• **The request**:
Give every line again exactly as it appears, please, but not the pictures.
--- Start of Data excerpts ---
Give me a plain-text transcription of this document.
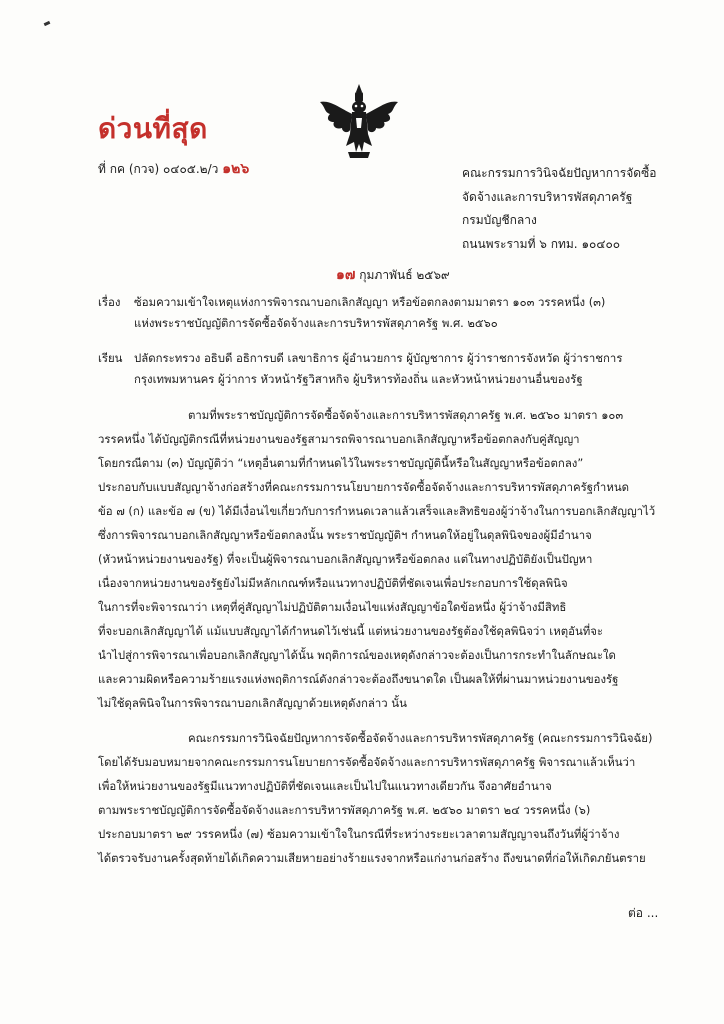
ด่วนที่สุด
ที่ กค (กวจ) ๐๔๐๕.๒/ว ๑๒๖	คณะกรรมการวินิจฉัยปัญหาการจัดซื้อ
จัดจ้างและการบริหารพัสดุภาครัฐ
กรมบัญชีกลาง
ถนนพระรามที่ ๖ กทม. ๑๐๔๐๐
๑๗ กุมภาพันธ์ ๒๕๖๙
เรื่อง ซ้อมความเข้าใจเหตุแห่งการพิจารณาบอกเลิกสัญญา หรือข้อตกลงตามมาตรา ๑๐๓ วรรคหนึ่ง (๓)
แห่งพระราชบัญญัติการจัดซื้อจัดจ้างและการบริหารพัสดุภาครัฐ พ.ศ. ๒๕๖๐
เรียน ปลัดกระทรวง อธิบดี อธิการบดี เลขาธิการ ผู้อำนวยการ ผู้บัญชาการ ผู้ว่าราชการจังหวัด ผู้ว่าราชการ
กรุงเทพมหานคร ผู้ว่าการ หัวหน้ารัฐวิสาหกิจ ผู้บริหารท้องถิ่น และหัวหน้าหน่วยงานอื่นของรัฐ
ตามที่พระราชบัญญัติการจัดซื้อจัดจ้างและการบริหารพัสดุภาครัฐ พ.ศ. ๒๕๖๐ มาตรา ๑๐๓
วรรคหนึ่ง ได้บัญญัติกรณีที่หน่วยงานของรัฐสามารถพิจารณาบอกเลิกสัญญาหรือข้อตกลงกับคู่สัญญา
โดยกรณีตาม (๓) บัญญัติว่า “เหตุอื่นตามที่กำหนดไว้ในพระราชบัญญัตินี้หรือในสัญญาหรือข้อตกลง”
ประกอบกับแบบสัญญาจ้างก่อสร้างที่คณะกรรมการนโยบายการจัดซื้อจัดจ้างและการบริหารพัสดุภาครัฐกำหนด
ข้อ ๗ (ก) และข้อ ๗ (ข) ได้มีเงื่อนไขเกี่ยวกับการกำหนดเวลาแล้วเสร็จและสิทธิของผู้ว่าจ้างในการบอกเลิกสัญญาไว้
ซึ่งการพิจารณาบอกเลิกสัญญาหรือข้อตกลงนั้น พระราชบัญญัติฯ กำหนดให้อยู่ในดุลพินิจของผู้มีอำนาจ
(หัวหน้าหน่วยงานของรัฐ) ที่จะเป็นผู้พิจารณาบอกเลิกสัญญาหรือข้อตกลง แต่ในทางปฏิบัติยังเป็นปัญหา
เนื่องจากหน่วยงานของรัฐยังไม่มีหลักเกณฑ์หรือแนวทางปฏิบัติที่ชัดเจนเพื่อประกอบการใช้ดุลพินิจ
ในการที่จะพิจารณาว่า เหตุที่คู่สัญญาไม่ปฏิบัติตามเงื่อนไขแห่งสัญญาข้อใดข้อหนึ่ง ผู้ว่าจ้างมีสิทธิ
ที่จะบอกเลิกสัญญาได้ แม้แบบสัญญาได้กำหนดไว้เช่นนี้ แต่หน่วยงานของรัฐต้องใช้ดุลพินิจว่า เหตุอันที่จะ
นำไปสู่การพิจารณาเพื่อบอกเลิกสัญญาได้นั้น พฤติการณ์ของเหตุดังกล่าวจะต้องเป็นการกระทำในลักษณะใด
และความผิดหรือความร้ายแรงแห่งพฤติการณ์ดังกล่าวจะต้องถึงขนาดใด เป็นผลให้ที่ผ่านมาหน่วยงานของรัฐ
ไม่ใช้ดุลพินิจในการพิจารณาบอกเลิกสัญญาด้วยเหตุดังกล่าว นั้น
คณะกรรมการวินิจฉัยปัญหาการจัดซื้อจัดจ้างและการบริหารพัสดุภาครัฐ (คณะกรรมการวินิจฉัย)
โดยได้รับมอบหมายจากคณะกรรมการนโยบายการจัดซื้อจัดจ้างและการบริหารพัสดุภาครัฐ พิจารณาแล้วเห็นว่า
เพื่อให้หน่วยงานของรัฐมีแนวทางปฏิบัติที่ชัดเจนและเป็นไปในแนวทางเดียวกัน จึงอาศัยอำนาจ
ตามพระราชบัญญัติการจัดซื้อจัดจ้างและการบริหารพัสดุภาครัฐ พ.ศ. ๒๕๖๐ มาตรา ๒๔ วรรคหนึ่ง (๖)
ประกอบมาตรา ๒๙ วรรคหนึ่ง (๗) ซ้อมความเข้าใจในกรณีที่ระหว่างระยะเวลาตามสัญญาจนถึงวันที่ผู้ว่าจ้าง
ได้ตรวจรับงานครั้งสุดท้ายได้เกิดความเสียหายอย่างร้ายแรงจากหรือแก่งานก่อสร้าง ถึงขนาดที่ก่อให้เกิดภยันตราย
ต่อ ...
--- End of Data excerpts ---
• **Answer to this task**:
Give me a plain-text transcription of this document.
ด่วนที่สุด
ที่ กค (กวจ) ๐๔๐๕.๒/ว ๑๒๖	คณะกรรมการวินิจฉัยปัญหาการจัดซื้อ
จัดจ้างและการบริหารพัสดุภาครัฐ
กรมบัญชีกลาง
ถนนพระรามที่ ๖ กทม. ๑๐๔๐๐
๑๗ กุมภาพันธ์ ๒๕๖๙
เรื่อง ซ้อมความเข้าใจเหตุแห่งการพิจารณาบอกเลิกสัญญา หรือข้อตกลงตามมาตรา ๑๐๓ วรรคหนึ่ง (๓)
แห่งพระราชบัญญัติการจัดซื้อจัดจ้างและการบริหารพัสดุภาครัฐ พ.ศ. ๒๕๖๐
เรียน ปลัดกระทรวง อธิบดี อธิการบดี เลขาธิการ ผู้อำนวยการ ผู้บัญชาการ ผู้ว่าราชการจังหวัด ผู้ว่าราชการ
กรุงเทพมหานคร ผู้ว่าการ หัวหน้ารัฐวิสาหกิจ ผู้บริหารท้องถิ่น และหัวหน้าหน่วยงานอื่นของรัฐ
ตามที่พระราชบัญญัติการจัดซื้อจัดจ้างและการบริหารพัสดุภาครัฐ พ.ศ. ๒๕๖๐ มาตรา ๑๐๓
วรรคหนึ่ง ได้บัญญัติกรณีที่หน่วยงานของรัฐสามารถพิจารณาบอกเลิกสัญญาหรือข้อตกลงกับคู่สัญญา
โดยกรณีตาม (๓) บัญญัติว่า “เหตุอื่นตามที่กำหนดไว้ในพระราชบัญญัตินี้หรือในสัญญาหรือข้อตกลง”
ประกอบกับแบบสัญญาจ้างก่อสร้างที่คณะกรรมการนโยบายการจัดซื้อจัดจ้างและการบริหารพัสดุภาครัฐกำหนด
ข้อ ๗ (ก) และข้อ ๗ (ข) ได้มีเงื่อนไขเกี่ยวกับการกำหนดเวลาแล้วเสร็จและสิทธิของผู้ว่าจ้างในการบอกเลิกสัญญาไว้
ซึ่งการพิจารณาบอกเลิกสัญญาหรือข้อตกลงนั้น พระราชบัญญัติฯ กำหนดให้อยู่ในดุลพินิจของผู้มีอำนาจ
(หัวหน้าหน่วยงานของรัฐ) ที่จะเป็นผู้พิจารณาบอกเลิกสัญญาหรือข้อตกลง แต่ในทางปฏิบัติยังเป็นปัญหา
เนื่องจากหน่วยงานของรัฐยังไม่มีหลักเกณฑ์หรือแนวทางปฏิบัติที่ชัดเจนเพื่อประกอบการใช้ดุลพินิจ
ในการที่จะพิจารณาว่า เหตุที่คู่สัญญาไม่ปฏิบัติตามเงื่อนไขแห่งสัญญาข้อใดข้อหนึ่ง ผู้ว่าจ้างมีสิทธิ
ที่จะบอกเลิกสัญญาได้ แม้แบบสัญญาได้กำหนดไว้เช่นนี้ แต่หน่วยงานของรัฐต้องใช้ดุลพินิจว่า เหตุอันที่จะ
นำไปสู่การพิจารณาเพื่อบอกเลิกสัญญาได้นั้น พฤติการณ์ของเหตุดังกล่าวจะต้องเป็นการกระทำในลักษณะใด
และความผิดหรือความร้ายแรงแห่งพฤติการณ์ดังกล่าวจะต้องถึงขนาดใด เป็นผลให้ที่ผ่านมาหน่วยงานของรัฐ
ไม่ใช้ดุลพินิจในการพิจารณาบอกเลิกสัญญาด้วยเหตุดังกล่าว นั้น
คณะกรรมการวินิจฉัยปัญหาการจัดซื้อจัดจ้างและการบริหารพัสดุภาครัฐ (คณะกรรมการวินิจฉัย)
โดยได้รับมอบหมายจากคณะกรรมการนโยบายการจัดซื้อจัดจ้างและการบริหารพัสดุภาครัฐ พิจารณาแล้วเห็นว่า
เพื่อให้หน่วยงานของรัฐมีแนวทางปฏิบัติที่ชัดเจนและเป็นไปในแนวทางเดียวกัน จึงอาศัยอำนาจ
ตามพระราชบัญญัติการจัดซื้อจัดจ้างและการบริหารพัสดุภาครัฐ พ.ศ. ๒๕๖๐ มาตรา ๒๔ วรรคหนึ่ง (๖)
ประกอบมาตรา ๒๙ วรรคหนึ่ง (๗) ซ้อมความเข้าใจในกรณีที่ระหว่างระยะเวลาตามสัญญาจนถึงวันที่ผู้ว่าจ้าง
ได้ตรวจรับงานครั้งสุดท้ายได้เกิดความเสียหายอย่างร้ายแรงจากหรือแก่งานก่อสร้าง ถึงขนาดที่ก่อให้เกิดภยันตราย
ต่อ ...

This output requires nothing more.